• **THE TASK**: Give every line of the material again, exactly as written.

• **EXERCISE MATERIALS**:

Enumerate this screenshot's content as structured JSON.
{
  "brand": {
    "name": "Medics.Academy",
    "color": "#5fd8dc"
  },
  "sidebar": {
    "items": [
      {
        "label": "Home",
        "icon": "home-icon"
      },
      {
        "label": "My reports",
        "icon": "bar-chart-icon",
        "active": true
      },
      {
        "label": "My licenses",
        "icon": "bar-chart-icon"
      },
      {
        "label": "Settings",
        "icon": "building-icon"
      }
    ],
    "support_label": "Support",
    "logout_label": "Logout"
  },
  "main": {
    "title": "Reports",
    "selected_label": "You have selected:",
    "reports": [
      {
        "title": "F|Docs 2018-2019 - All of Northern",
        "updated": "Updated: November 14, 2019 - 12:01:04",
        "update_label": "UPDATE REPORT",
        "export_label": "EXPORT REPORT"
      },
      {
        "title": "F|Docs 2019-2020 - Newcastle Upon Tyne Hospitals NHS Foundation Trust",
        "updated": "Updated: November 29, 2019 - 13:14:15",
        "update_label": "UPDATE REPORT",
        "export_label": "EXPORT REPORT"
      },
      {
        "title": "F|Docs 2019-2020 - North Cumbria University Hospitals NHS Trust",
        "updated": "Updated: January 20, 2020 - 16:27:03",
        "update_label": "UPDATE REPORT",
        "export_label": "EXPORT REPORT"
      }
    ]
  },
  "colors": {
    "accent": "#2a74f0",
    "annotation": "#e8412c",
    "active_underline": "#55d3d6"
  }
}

• **ANSWER TO THE TASK**:
Enumerate this screenshot's content as structured JSON.
{
  "brand": {
    "name": "Medics.Academy",
    "color": "#5fd8dc"
  },
  "sidebar": {
    "items": [
      {
        "label": "Home",
        "icon": "home-icon"
      },
      {
        "label": "My reports",
        "icon": "bar-chart-icon",
        "active": true
      },
      {
        "label": "My licenses",
        "icon": "bar-chart-icon"
      },
      {
        "label": "Settings",
        "icon": "building-icon"
      }
    ],
    "support_label": "Support",
    "logout_label": "Logout"
  },
  "main": {
    "title": "Reports",
    "selected_label": "You have selected:",
    "reports": [
      {
        "title": "F|Docs 2018-2019 - All of Northern",
        "updated": "Updated: November 14, 2019 - 12:01:04",
        "update_label": "UPDATE REPORT",
        "export_label": "EXPORT REPORT"
      },
      {
        "title": "F|Docs 2019-2020 - Newcastle Upon Tyne Hospitals NHS Foundation Trust",
        "updated": "Updated: November 29, 2019 - 13:14:15",
        "update_label": "UPDATE REPORT",
        "export_label": "EXPORT REPORT"
      },
      {
        "title": "F|Docs 2019-2020 - North Cumbria University Hospitals NHS Trust",
        "updated": "Updated: January 20, 2020 - 16:27:03",
        "update_label": "UPDATE REPORT",
        "export_label": "EXPORT REPORT"
      }
    ]
  },
  "colors": {
    "accent": "#2a74f0",
    "annotation": "#e8412c",
    "active_underline": "#55d3d6"
  }
}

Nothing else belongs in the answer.